***** Dataset
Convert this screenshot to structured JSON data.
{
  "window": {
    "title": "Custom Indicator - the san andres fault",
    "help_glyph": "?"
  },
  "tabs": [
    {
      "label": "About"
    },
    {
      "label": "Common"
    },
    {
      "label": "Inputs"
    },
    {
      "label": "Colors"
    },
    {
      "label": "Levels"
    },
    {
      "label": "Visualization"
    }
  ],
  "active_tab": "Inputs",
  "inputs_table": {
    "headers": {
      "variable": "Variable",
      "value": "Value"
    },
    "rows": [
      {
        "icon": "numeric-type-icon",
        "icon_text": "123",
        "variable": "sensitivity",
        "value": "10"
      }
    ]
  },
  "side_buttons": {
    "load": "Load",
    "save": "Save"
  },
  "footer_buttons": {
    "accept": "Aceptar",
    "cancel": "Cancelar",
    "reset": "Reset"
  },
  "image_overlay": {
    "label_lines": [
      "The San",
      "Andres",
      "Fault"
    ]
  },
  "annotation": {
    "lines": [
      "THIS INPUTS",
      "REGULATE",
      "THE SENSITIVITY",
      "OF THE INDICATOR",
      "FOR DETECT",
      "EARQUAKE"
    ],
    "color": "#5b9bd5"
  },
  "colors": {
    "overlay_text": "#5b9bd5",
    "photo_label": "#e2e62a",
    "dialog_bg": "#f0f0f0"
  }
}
**********
**Problem details**.
Write out all the data again, exactly as it appears.

**Answer to this problem**.
Convert this screenshot to structured JSON data.
{
  "window": {
    "title": "Custom Indicator - the san andres fault",
    "help_glyph": "?"
  },
  "tabs": [
    {
      "label": "About"
    },
    {
      "label": "Common"
    },
    {
      "label": "Inputs"
    },
    {
      "label": "Colors"
    },
    {
      "label": "Levels"
    },
    {
      "label": "Visualization"
    }
  ],
  "active_tab": "Inputs",
  "inputs_table": {
    "headers": {
      "variable": "Variable",
      "value": "Value"
    },
    "rows": [
      {
        "icon": "numeric-type-icon",
        "icon_text": "123",
        "variable": "sensitivity",
        "value": "10"
      }
    ]
  },
  "side_buttons": {
    "load": "Load",
    "save": "Save"
  },
  "footer_buttons": {
    "accept": "Aceptar",
    "cancel": "Cancelar",
    "reset": "Reset"
  },
  "image_overlay": {
    "label_lines": [
      "The San",
      "Andres",
      "Fault"
    ]
  },
  "annotation": {
    "lines": [
      "THIS INPUTS",
      "REGULATE",
      "THE SENSITIVITY",
      "OF THE INDICATOR",
      "FOR DETECT",
      "EARQUAKE"
    ],
    "color": "#5b9bd5"
  },
  "colors": {
    "overlay_text": "#5b9bd5",
    "photo_label": "#e2e62a",
    "dialog_bg": "#f0f0f0"
  }
}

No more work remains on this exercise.